Exercise instructions: Arrange the lines as a JSON list of strings, one string per line and no blank lines. Begin at the first line of the block and stop after the line that contains "315, 107, 329]".

Records shown:

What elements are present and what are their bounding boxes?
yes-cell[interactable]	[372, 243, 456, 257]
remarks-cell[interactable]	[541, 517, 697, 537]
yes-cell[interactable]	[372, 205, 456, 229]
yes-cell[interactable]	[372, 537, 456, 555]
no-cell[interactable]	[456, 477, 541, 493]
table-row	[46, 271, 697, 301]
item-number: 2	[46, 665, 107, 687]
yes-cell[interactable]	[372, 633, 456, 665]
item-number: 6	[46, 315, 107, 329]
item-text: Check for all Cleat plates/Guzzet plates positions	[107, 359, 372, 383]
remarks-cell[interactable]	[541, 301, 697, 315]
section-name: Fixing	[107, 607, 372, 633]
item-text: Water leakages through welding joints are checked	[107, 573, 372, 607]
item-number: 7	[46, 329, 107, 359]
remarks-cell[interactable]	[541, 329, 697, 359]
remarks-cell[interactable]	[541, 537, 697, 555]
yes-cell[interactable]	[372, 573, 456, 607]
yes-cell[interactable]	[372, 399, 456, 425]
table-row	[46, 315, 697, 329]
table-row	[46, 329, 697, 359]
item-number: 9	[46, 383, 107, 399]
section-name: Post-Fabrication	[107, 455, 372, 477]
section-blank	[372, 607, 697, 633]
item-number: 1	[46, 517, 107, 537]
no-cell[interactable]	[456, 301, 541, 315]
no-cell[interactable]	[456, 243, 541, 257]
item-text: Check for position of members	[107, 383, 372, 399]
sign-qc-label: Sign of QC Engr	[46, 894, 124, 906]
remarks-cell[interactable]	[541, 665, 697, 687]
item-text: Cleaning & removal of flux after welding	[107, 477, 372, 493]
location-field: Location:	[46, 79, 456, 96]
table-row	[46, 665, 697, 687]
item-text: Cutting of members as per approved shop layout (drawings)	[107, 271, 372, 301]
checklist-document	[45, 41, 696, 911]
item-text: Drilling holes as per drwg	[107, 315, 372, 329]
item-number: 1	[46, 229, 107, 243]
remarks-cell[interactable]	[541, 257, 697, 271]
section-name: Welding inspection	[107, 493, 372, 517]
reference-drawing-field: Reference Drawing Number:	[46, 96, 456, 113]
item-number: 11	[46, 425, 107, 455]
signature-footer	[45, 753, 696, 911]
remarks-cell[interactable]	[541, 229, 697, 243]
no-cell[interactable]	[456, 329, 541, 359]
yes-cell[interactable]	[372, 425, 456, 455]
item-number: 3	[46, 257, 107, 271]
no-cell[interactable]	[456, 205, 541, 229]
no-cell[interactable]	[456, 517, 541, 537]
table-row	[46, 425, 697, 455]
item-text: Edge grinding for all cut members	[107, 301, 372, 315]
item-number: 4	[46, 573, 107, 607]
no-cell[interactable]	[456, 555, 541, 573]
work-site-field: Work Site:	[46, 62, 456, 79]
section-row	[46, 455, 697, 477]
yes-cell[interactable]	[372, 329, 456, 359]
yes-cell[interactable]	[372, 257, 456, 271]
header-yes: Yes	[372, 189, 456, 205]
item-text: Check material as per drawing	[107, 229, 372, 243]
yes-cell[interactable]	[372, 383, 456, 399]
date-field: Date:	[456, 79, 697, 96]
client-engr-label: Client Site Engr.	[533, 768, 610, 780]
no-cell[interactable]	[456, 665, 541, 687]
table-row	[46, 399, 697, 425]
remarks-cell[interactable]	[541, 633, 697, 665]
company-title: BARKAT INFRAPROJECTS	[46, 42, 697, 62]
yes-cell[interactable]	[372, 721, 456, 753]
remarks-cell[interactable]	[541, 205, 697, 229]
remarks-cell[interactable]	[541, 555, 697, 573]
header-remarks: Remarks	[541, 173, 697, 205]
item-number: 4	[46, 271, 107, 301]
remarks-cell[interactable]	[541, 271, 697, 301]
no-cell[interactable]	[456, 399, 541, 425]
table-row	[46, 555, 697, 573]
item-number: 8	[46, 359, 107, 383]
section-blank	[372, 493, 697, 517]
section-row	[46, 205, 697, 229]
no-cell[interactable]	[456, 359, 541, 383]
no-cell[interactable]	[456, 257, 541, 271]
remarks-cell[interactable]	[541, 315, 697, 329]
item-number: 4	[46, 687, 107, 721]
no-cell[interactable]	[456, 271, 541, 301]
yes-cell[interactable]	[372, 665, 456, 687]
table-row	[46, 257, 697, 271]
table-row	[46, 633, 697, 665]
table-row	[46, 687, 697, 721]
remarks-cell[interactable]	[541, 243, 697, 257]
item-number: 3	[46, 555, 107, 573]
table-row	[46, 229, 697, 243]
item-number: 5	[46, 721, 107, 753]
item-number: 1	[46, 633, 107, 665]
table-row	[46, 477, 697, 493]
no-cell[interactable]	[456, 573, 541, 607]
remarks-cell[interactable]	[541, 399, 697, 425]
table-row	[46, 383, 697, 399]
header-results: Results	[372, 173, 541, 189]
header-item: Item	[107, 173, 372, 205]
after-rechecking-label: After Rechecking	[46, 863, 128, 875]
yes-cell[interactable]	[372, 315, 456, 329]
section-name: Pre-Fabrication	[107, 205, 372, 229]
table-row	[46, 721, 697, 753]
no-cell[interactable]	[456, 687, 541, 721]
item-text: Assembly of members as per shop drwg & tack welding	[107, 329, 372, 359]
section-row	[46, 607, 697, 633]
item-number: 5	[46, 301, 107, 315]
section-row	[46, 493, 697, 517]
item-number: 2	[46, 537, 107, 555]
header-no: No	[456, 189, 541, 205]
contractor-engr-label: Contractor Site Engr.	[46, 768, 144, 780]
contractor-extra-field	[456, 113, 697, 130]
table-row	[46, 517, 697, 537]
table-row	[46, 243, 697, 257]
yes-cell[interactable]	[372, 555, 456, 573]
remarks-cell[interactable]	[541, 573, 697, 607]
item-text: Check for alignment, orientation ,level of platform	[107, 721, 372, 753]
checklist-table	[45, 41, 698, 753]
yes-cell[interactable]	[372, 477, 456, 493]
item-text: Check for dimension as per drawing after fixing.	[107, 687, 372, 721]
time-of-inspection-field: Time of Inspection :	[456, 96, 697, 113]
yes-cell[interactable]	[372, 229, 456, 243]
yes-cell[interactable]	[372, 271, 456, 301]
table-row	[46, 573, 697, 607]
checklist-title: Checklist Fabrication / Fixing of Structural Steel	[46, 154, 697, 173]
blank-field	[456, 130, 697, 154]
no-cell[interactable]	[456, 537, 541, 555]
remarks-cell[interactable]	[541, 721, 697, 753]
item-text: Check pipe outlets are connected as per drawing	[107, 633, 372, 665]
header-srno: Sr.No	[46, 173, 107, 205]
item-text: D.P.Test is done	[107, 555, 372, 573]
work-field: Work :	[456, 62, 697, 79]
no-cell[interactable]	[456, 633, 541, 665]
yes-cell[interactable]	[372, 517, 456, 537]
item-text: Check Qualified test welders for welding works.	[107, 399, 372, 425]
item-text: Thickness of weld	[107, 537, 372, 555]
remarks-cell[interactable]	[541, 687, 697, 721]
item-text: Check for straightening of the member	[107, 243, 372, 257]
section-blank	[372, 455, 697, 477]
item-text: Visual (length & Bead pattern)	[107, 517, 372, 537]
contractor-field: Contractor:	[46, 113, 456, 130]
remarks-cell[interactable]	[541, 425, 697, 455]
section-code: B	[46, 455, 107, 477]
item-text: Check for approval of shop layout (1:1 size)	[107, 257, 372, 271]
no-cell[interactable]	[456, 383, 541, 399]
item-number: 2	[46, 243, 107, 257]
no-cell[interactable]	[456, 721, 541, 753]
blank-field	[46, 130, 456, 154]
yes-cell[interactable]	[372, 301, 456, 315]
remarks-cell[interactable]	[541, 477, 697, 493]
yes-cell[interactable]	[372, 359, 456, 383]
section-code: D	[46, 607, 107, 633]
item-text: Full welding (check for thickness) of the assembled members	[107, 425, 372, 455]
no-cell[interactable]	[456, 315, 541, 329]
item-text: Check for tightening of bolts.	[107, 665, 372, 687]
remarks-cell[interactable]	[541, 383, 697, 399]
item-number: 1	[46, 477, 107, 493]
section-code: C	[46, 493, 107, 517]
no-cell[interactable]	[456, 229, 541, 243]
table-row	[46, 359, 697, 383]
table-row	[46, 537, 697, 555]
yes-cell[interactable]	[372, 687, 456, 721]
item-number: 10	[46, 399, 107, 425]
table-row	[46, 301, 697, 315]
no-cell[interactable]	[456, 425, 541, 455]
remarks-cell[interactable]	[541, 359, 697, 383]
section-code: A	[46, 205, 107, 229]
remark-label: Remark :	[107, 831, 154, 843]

Written answer:
[
  "What elements are present and what are their bounding boxes?",
  "yes-cell[interactable]\t[372, 243, 456, 257]",
  "remarks-cell[interactable]\t[541, 517, 697, 537]",
  "yes-cell[interactable]\t[372, 205, 456, 229]",
  "yes-cell[interactable]\t[372, 537, 456, 555]",
  "no-cell[interactable]\t[456, 477, 541, 493]",
  "table-row\t[46, 271, 697, 301]",
  "item-number: 2\t[46, 665, 107, 687]",
  "yes-cell[interactable]\t[372, 633, 456, 665]",
  "item-number: 6\t[46, 315, 107, 329]"
]